Start Raw data

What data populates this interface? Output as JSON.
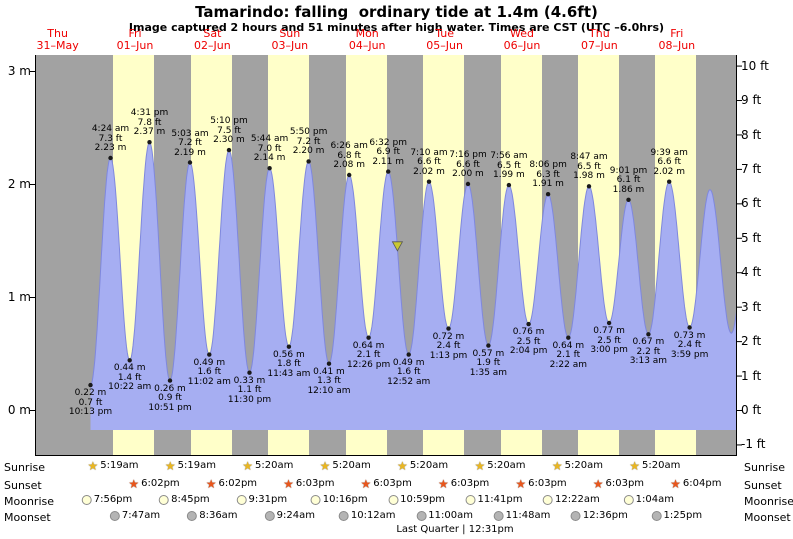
{
  "header": {
    "title": "Tamarindo: falling  ordinary tide at 1.4m (4.6ft)",
    "subtitle": "Image captured 2 hours and 51 minutes after high water. Times are CST (UTC –6.0hrs)"
  },
  "colors": {
    "day_band": "#ffffc9",
    "night_bg": "#a2a2a2",
    "tide_fill": "#a6aef2",
    "tide_stroke": "#7f88dd",
    "date_red": "#ee0000",
    "marker": "#c9c832",
    "sunrise_icon": "#e9b622",
    "sunset_icon": "#e9561c",
    "moonrise_icon": "#ffffd6",
    "moonset_icon": "#b4b4b4",
    "moon_border": "#8a8a8a",
    "dot": "#1a1a1a"
  },
  "chart_data": {
    "type": "area",
    "title": "Tamarindo: falling ordinary tide at 1.4m (4.6ft)",
    "ylabel_left": "m",
    "ylabel_right": "ft",
    "ylim_m": [
      -0.42,
      3.14
    ],
    "x_range_hours_from_31_may_midnight": [
      5,
      222.6
    ],
    "days": [
      {
        "dow": "Thu",
        "date": "31–May"
      },
      {
        "dow": "Fri",
        "date": "01–Jun"
      },
      {
        "dow": "Sat",
        "date": "02–Jun"
      },
      {
        "dow": "Sun",
        "date": "03–Jun"
      },
      {
        "dow": "Mon",
        "date": "04–Jun"
      },
      {
        "dow": "Tue",
        "date": "05–Jun"
      },
      {
        "dow": "Wed",
        "date": "06–Jun"
      },
      {
        "dow": "Thu",
        "date": "07–Jun"
      },
      {
        "dow": "Fri",
        "date": "08–Jun"
      }
    ],
    "day_bands": [
      {
        "sunrise_t": 29.317,
        "sunset_t": 42.033
      },
      {
        "sunrise_t": 53.317,
        "sunset_t": 66.033
      },
      {
        "sunrise_t": 77.333,
        "sunset_t": 90.05
      },
      {
        "sunrise_t": 101.333,
        "sunset_t": 114.05
      },
      {
        "sunrise_t": 125.333,
        "sunset_t": 138.05
      },
      {
        "sunrise_t": 149.333,
        "sunset_t": 162.05
      },
      {
        "sunrise_t": 173.333,
        "sunset_t": 186.05
      },
      {
        "sunrise_t": 197.333,
        "sunset_t": 210.067
      }
    ],
    "tide_events": [
      {
        "t": 22.217,
        "type": "low",
        "m": 0.22,
        "ft": 0.7,
        "time": "10:13 pm"
      },
      {
        "t": 28.4,
        "type": "high",
        "m": 2.23,
        "ft": 7.3,
        "time": "4:24 am"
      },
      {
        "t": 34.367,
        "type": "low",
        "m": 0.44,
        "ft": 1.4,
        "time": "10:22 am"
      },
      {
        "t": 40.517,
        "type": "high",
        "m": 2.37,
        "ft": 7.8,
        "time": "4:31 pm"
      },
      {
        "t": 46.85,
        "type": "low",
        "m": 0.26,
        "ft": 0.9,
        "time": "10:51 pm"
      },
      {
        "t": 53.05,
        "type": "high",
        "m": 2.19,
        "ft": 7.2,
        "time": "5:03 am"
      },
      {
        "t": 59.033,
        "type": "low",
        "m": 0.49,
        "ft": 1.6,
        "time": "11:02 am"
      },
      {
        "t": 65.167,
        "type": "high",
        "m": 2.3,
        "ft": 7.5,
        "time": "5:10 pm"
      },
      {
        "t": 71.5,
        "type": "low",
        "m": 0.33,
        "ft": 1.1,
        "time": "11:30 pm"
      },
      {
        "t": 77.733,
        "type": "high",
        "m": 2.14,
        "ft": 7.0,
        "time": "5:44 am"
      },
      {
        "t": 83.717,
        "type": "low",
        "m": 0.56,
        "ft": 1.8,
        "time": "11:43 am"
      },
      {
        "t": 89.833,
        "type": "high",
        "m": 2.2,
        "ft": 7.2,
        "time": "5:50 pm"
      },
      {
        "t": 96.167,
        "type": "low",
        "m": 0.41,
        "ft": 1.3,
        "time": "12:10 am"
      },
      {
        "t": 102.433,
        "type": "high",
        "m": 2.08,
        "ft": 6.8,
        "time": "6:26 am"
      },
      {
        "t": 108.433,
        "type": "low",
        "m": 0.64,
        "ft": 2.1,
        "time": "12:26 pm"
      },
      {
        "t": 114.533,
        "type": "high",
        "m": 2.11,
        "ft": 6.9,
        "time": "6:32 pm"
      },
      {
        "t": 120.867,
        "type": "low",
        "m": 0.49,
        "ft": 1.6,
        "time": "12:52 am"
      },
      {
        "t": 127.167,
        "type": "high",
        "m": 2.02,
        "ft": 6.6,
        "time": "7:10 am"
      },
      {
        "t": 133.217,
        "type": "low",
        "m": 0.72,
        "ft": 2.4,
        "time": "1:13 pm"
      },
      {
        "t": 139.267,
        "type": "high",
        "m": 2.0,
        "ft": 6.6,
        "time": "7:16 pm"
      },
      {
        "t": 145.583,
        "type": "low",
        "m": 0.57,
        "ft": 1.9,
        "time": "1:35 am"
      },
      {
        "t": 151.933,
        "type": "high",
        "m": 1.99,
        "ft": 6.5,
        "time": "7:56 am"
      },
      {
        "t": 158.067,
        "type": "low",
        "m": 0.76,
        "ft": 2.5,
        "time": "2:04 pm"
      },
      {
        "t": 164.1,
        "type": "high",
        "m": 1.91,
        "ft": 6.3,
        "time": "8:06 pm"
      },
      {
        "t": 170.367,
        "type": "low",
        "m": 0.64,
        "ft": 2.1,
        "time": "2:22 am"
      },
      {
        "t": 176.783,
        "type": "high",
        "m": 1.98,
        "ft": 6.5,
        "time": "8:47 am"
      },
      {
        "t": 183.0,
        "type": "low",
        "m": 0.77,
        "ft": 2.5,
        "time": "3:00 pm"
      },
      {
        "t": 189.017,
        "type": "high",
        "m": 1.86,
        "ft": 6.1,
        "time": "9:01 pm"
      },
      {
        "t": 195.217,
        "type": "low",
        "m": 0.67,
        "ft": 2.2,
        "time": "3:13 am"
      },
      {
        "t": 201.65,
        "type": "high",
        "m": 2.02,
        "ft": 6.6,
        "time": "9:39 am"
      },
      {
        "t": 207.983,
        "type": "low",
        "m": 0.73,
        "ft": 2.4,
        "time": "3:59 pm"
      }
    ],
    "curve_tail": [
      {
        "t": 214.3,
        "m": 1.95
      },
      {
        "t": 220.9,
        "m": 0.68
      },
      {
        "t": 227.5,
        "m": 2.0
      }
    ],
    "marker": {
      "t": 117.38,
      "m": 1.4,
      "label_m": "1.4m",
      "label_ft": "4.6ft"
    },
    "y_ticks_left": [
      {
        "m": 3,
        "label": "3 m"
      },
      {
        "m": 2,
        "label": "2 m"
      },
      {
        "m": 1,
        "label": "1 m"
      },
      {
        "m": 0,
        "label": "0 m"
      }
    ],
    "y_ticks_right": [
      {
        "ft": 10,
        "label": "10 ft"
      },
      {
        "ft": 9,
        "label": "9 ft"
      },
      {
        "ft": 8,
        "label": "8 ft"
      },
      {
        "ft": 7,
        "label": "7 ft"
      },
      {
        "ft": 6,
        "label": "6 ft"
      },
      {
        "ft": 5,
        "label": "5 ft"
      },
      {
        "ft": 4,
        "label": "4 ft"
      },
      {
        "ft": 3,
        "label": "3 ft"
      },
      {
        "ft": 2,
        "label": "2 ft"
      },
      {
        "ft": 1,
        "label": "1 ft"
      },
      {
        "ft": 0,
        "label": "0 ft"
      },
      {
        "ft": -1,
        "label": "-1 ft"
      }
    ]
  },
  "almanac": {
    "rows": [
      {
        "name": "sunrise",
        "label": "Sunrise",
        "icon": "sunrise-icon",
        "values": [
          "5:19am",
          "5:19am",
          "5:20am",
          "5:20am",
          "5:20am",
          "5:20am",
          "5:20am",
          "5:20am"
        ]
      },
      {
        "name": "sunset",
        "label": "Sunset",
        "icon": "sunset-icon",
        "values": [
          "6:02pm",
          "6:02pm",
          "6:03pm",
          "6:03pm",
          "6:03pm",
          "6:03pm",
          "6:03pm",
          "6:04pm"
        ]
      },
      {
        "name": "moonrise",
        "label": "Moonrise",
        "icon": "moonrise-icon",
        "values": [
          "7:56pm",
          "8:45pm",
          "9:31pm",
          "10:16pm",
          "10:59pm",
          "11:41pm",
          "12:22am",
          "1:04am"
        ]
      },
      {
        "name": "moonset",
        "label": "Moonset",
        "icon": "moonset-icon",
        "values": [
          "7:47am",
          "8:36am",
          "9:24am",
          "10:12am",
          "11:00am",
          "11:48am",
          "12:36pm",
          "1:25pm"
        ]
      }
    ],
    "moon_phase": "Last Quarter | 12:31pm"
  }
}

End Raw data

_Problem description_
Extract each line from the entries above that contains the string "falling".

_Response to this task_
    "title": "Tamarindo: falling  ordinary tide at 1.4m (4.6ft)",
    "title": "Tamarindo: falling ordinary tide at 1.4m (4.6ft)",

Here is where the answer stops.